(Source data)
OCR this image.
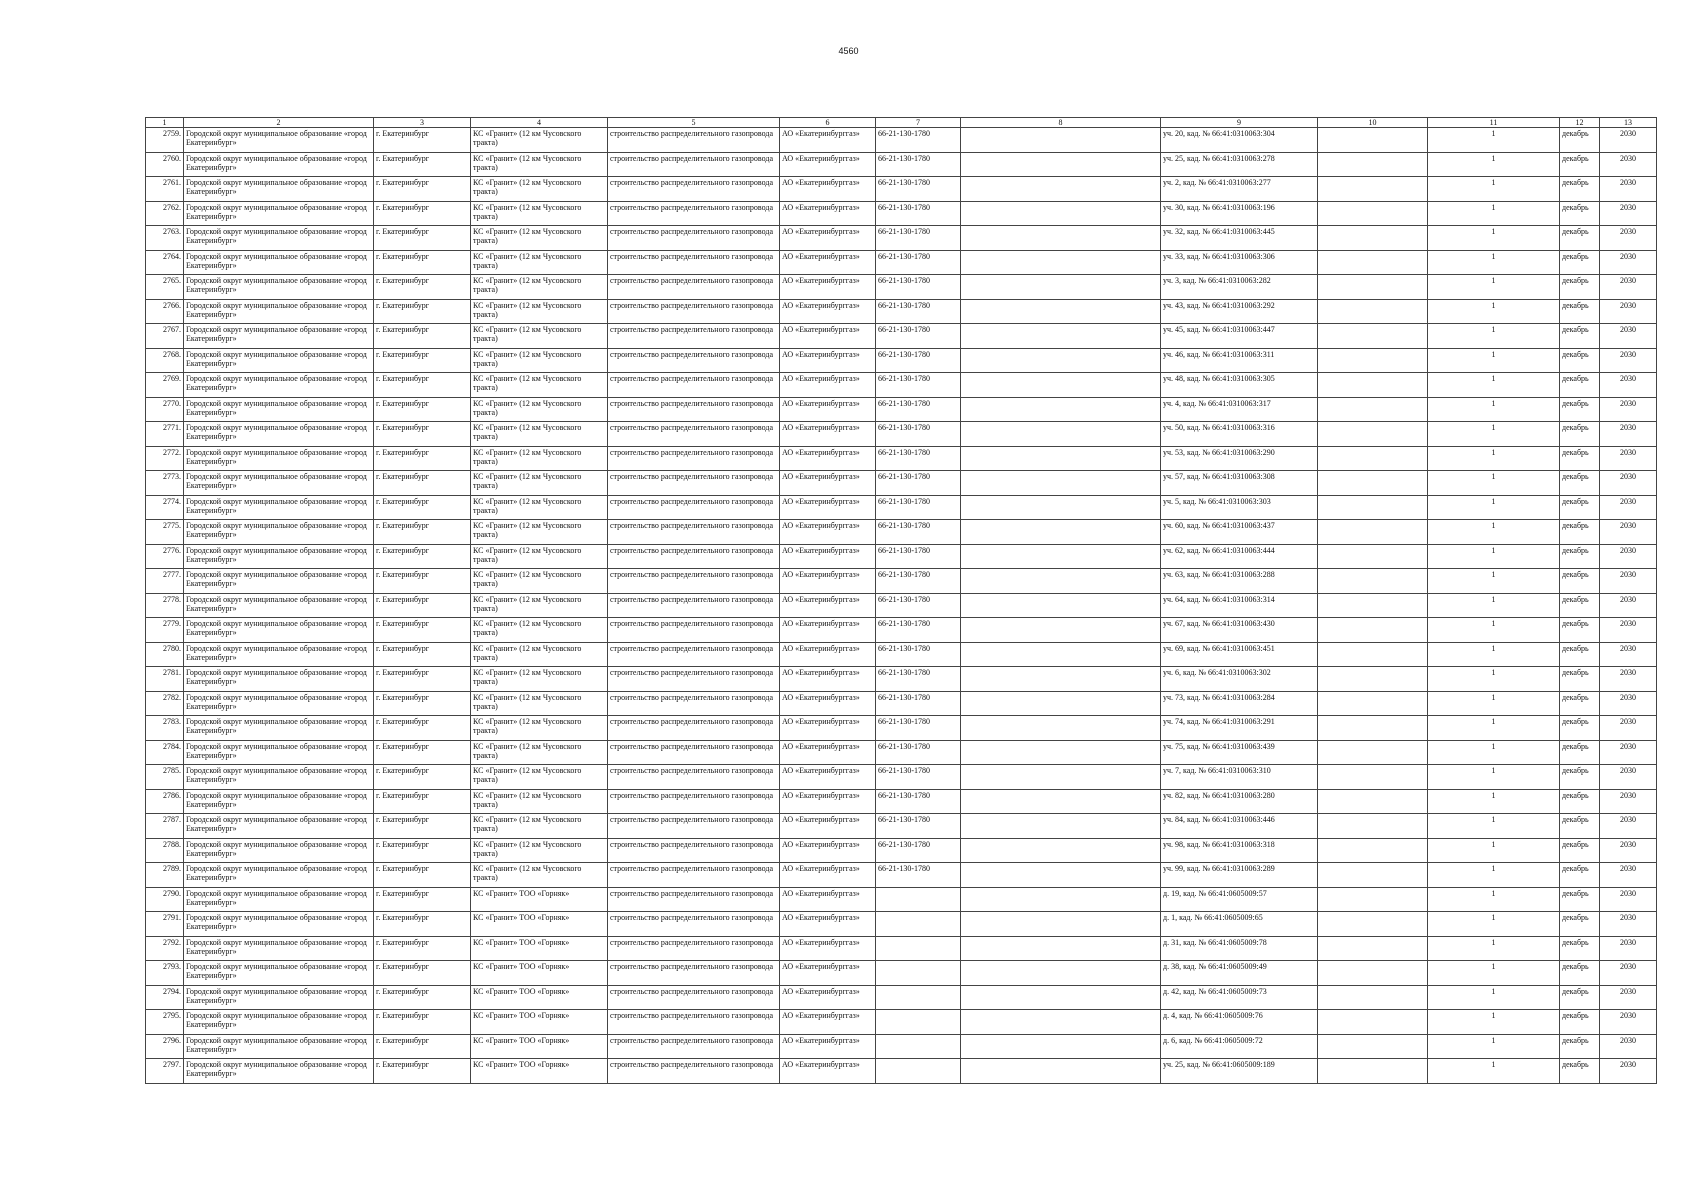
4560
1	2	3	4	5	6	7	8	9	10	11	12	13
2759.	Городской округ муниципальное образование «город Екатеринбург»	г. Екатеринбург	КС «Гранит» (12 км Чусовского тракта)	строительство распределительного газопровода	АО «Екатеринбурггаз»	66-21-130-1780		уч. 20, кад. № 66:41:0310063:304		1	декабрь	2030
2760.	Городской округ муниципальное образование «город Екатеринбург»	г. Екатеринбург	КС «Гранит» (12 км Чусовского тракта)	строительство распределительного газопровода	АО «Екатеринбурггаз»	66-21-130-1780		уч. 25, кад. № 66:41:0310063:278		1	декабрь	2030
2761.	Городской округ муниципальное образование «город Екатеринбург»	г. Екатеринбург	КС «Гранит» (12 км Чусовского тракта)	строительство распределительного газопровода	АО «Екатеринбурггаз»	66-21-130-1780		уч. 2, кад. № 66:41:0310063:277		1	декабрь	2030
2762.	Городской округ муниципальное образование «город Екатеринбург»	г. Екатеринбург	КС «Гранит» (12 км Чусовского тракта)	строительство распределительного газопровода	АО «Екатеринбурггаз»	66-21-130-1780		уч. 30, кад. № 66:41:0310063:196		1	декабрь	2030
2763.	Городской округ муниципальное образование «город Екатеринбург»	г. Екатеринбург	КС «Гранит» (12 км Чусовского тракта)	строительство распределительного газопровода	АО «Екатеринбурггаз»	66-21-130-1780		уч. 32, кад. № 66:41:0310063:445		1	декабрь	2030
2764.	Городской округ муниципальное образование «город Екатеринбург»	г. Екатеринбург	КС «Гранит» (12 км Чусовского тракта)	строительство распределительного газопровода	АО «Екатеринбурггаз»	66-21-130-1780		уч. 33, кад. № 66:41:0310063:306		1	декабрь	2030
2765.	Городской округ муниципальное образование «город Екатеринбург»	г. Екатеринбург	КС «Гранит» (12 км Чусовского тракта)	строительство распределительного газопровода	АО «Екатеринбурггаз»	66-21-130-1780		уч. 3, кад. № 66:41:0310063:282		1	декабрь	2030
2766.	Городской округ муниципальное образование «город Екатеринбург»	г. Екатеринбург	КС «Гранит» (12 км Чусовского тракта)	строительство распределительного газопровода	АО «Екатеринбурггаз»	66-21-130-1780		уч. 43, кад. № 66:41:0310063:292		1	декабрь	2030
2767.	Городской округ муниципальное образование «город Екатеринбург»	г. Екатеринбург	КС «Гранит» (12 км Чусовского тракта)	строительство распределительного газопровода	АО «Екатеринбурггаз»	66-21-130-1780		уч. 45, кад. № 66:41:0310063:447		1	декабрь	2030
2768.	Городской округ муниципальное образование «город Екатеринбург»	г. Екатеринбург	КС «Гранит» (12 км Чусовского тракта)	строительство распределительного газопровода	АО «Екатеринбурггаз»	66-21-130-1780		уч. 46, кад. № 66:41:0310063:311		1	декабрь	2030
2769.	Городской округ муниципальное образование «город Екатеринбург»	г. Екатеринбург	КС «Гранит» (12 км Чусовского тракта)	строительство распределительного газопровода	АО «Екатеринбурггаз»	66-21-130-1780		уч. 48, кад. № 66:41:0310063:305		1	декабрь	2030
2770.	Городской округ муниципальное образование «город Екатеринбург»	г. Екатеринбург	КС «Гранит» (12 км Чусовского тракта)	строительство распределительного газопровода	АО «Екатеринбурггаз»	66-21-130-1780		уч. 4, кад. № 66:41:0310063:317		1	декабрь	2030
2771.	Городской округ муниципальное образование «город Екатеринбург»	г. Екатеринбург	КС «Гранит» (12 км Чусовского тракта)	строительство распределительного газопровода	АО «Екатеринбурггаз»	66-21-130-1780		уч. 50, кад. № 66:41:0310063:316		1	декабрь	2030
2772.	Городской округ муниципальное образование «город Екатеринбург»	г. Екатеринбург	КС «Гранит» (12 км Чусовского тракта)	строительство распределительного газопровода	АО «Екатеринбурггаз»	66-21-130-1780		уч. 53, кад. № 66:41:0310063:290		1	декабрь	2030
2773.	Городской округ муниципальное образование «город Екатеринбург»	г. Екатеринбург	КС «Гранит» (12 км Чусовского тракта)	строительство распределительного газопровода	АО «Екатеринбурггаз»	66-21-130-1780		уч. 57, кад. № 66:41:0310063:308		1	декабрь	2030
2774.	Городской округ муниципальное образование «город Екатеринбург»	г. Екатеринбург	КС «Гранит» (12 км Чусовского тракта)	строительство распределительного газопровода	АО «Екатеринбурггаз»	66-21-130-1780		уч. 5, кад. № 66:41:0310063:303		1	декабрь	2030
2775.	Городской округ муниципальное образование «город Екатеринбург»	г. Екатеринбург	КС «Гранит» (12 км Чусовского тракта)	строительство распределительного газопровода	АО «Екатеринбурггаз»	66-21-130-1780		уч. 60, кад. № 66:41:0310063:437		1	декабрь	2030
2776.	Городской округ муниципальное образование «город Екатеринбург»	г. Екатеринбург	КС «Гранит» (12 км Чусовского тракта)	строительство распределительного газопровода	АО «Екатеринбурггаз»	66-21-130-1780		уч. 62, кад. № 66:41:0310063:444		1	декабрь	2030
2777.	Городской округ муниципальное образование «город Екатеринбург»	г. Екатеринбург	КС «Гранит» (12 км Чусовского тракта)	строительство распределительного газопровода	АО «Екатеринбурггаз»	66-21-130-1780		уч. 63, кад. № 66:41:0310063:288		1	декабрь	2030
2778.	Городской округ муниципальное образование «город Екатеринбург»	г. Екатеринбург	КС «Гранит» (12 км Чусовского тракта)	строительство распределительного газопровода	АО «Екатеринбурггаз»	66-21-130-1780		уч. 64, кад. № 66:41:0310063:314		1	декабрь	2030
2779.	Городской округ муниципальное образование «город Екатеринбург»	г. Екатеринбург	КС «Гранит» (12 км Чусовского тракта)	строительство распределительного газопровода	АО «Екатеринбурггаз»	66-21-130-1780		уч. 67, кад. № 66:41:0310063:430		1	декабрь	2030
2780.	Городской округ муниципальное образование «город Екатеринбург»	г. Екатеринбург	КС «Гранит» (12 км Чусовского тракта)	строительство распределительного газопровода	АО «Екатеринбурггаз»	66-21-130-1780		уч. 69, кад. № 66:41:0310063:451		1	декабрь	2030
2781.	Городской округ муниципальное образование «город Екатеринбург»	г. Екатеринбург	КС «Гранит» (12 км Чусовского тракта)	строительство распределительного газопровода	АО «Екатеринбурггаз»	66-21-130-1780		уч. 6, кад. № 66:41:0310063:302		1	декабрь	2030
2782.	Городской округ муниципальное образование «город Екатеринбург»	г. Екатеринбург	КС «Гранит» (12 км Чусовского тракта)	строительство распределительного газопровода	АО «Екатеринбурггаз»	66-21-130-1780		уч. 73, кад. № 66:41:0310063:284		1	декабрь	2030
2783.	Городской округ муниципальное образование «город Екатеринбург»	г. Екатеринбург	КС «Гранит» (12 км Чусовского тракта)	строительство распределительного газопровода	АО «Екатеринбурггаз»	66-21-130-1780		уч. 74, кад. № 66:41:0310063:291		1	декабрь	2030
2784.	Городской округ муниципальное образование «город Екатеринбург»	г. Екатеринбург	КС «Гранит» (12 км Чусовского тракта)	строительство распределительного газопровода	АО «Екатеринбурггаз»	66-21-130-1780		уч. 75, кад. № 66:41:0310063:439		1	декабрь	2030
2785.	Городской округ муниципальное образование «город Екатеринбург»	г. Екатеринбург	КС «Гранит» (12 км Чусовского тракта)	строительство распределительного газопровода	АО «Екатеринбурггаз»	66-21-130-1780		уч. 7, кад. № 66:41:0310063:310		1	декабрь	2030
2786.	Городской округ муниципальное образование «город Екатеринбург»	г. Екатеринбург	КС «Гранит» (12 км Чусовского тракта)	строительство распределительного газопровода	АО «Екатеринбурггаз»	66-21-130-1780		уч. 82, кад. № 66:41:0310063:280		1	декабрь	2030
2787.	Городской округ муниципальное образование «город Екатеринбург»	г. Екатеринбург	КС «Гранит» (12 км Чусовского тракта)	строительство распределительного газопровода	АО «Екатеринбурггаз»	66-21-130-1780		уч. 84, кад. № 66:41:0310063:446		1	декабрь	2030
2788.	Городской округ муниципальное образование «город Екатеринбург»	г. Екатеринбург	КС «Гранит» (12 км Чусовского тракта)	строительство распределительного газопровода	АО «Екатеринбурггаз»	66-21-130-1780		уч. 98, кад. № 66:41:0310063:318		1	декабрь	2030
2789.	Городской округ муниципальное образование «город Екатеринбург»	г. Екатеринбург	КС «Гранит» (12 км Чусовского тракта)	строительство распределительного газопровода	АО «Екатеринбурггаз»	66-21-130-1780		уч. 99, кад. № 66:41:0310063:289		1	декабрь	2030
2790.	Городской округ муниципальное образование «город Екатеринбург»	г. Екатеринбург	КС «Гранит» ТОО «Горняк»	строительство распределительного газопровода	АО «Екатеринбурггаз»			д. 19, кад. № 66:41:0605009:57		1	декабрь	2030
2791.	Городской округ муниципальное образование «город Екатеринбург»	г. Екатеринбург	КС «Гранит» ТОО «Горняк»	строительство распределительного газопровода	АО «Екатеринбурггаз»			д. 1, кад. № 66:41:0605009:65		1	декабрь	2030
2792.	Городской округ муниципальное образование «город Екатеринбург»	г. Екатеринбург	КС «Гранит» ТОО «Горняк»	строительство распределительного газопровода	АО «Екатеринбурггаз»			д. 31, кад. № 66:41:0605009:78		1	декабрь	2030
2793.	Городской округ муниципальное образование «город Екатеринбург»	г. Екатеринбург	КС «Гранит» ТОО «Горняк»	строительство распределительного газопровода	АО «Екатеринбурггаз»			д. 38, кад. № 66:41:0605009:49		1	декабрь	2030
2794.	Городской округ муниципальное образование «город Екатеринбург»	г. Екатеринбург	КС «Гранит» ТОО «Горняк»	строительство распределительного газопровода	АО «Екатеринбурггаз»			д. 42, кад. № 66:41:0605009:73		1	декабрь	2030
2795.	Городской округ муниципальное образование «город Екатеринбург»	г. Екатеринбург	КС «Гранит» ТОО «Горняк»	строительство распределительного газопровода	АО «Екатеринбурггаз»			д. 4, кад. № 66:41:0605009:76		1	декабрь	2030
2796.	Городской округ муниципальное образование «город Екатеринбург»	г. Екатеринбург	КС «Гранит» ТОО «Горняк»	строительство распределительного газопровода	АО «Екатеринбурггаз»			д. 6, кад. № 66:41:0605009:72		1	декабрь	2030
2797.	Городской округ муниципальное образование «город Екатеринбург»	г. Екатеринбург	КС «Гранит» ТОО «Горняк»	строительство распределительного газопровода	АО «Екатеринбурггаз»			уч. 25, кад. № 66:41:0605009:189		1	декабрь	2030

■ **Exercise objective**: Using the records above, select and copy every line that has the word "Горняк".

■ **Worked solution**:
2790.	Городской округ муниципальное образование «город Екатеринбург»	г. Екатеринбург	КС «Гранит» ТОО «Горняк»	строительство распределительного газопровода	АО «Екатеринбурггаз»			д. 19, кад. № 66:41:0605009:57		1	декабрь	2030
2791.	Городской округ муниципальное образование «город Екатеринбург»	г. Екатеринбург	КС «Гранит» ТОО «Горняк»	строительство распределительного газопровода	АО «Екатеринбурггаз»			д. 1, кад. № 66:41:0605009:65		1	декабрь	2030
2792.	Городской округ муниципальное образование «город Екатеринбург»	г. Екатеринбург	КС «Гранит» ТОО «Горняк»	строительство распределительного газопровода	АО «Екатеринбурггаз»			д. 31, кад. № 66:41:0605009:78		1	декабрь	2030
2793.	Городской округ муниципальное образование «город Екатеринбург»	г. Екатеринбург	КС «Гранит» ТОО «Горняк»	строительство распределительного газопровода	АО «Екатеринбурггаз»			д. 38, кад. № 66:41:0605009:49		1	декабрь	2030
2794.	Городской округ муниципальное образование «город Екатеринбург»	г. Екатеринбург	КС «Гранит» ТОО «Горняк»	строительство распределительного газопровода	АО «Екатеринбурггаз»			д. 42, кад. № 66:41:0605009:73		1	декабрь	2030
2795.	Городской округ муниципальное образование «город Екатеринбург»	г. Екатеринбург	КС «Гранит» ТОО «Горняк»	строительство распределительного газопровода	АО «Екатеринбурггаз»			д. 4, кад. № 66:41:0605009:76		1	декабрь	2030
2796.	Городской округ муниципальное образование «город Екатеринбург»	г. Екатеринбург	КС «Гранит» ТОО «Горняк»	строительство распределительного газопровода	АО «Екатеринбурггаз»			д. 6, кад. № 66:41:0605009:72		1	декабрь	2030
2797.	Городской округ муниципальное образование «город Екатеринбург»	г. Екатеринбург	КС «Гранит» ТОО «Горняк»	строительство распределительного газопровода	АО «Екатеринбурггаз»			уч. 25, кад. № 66:41:0605009:189		1	декабрь	2030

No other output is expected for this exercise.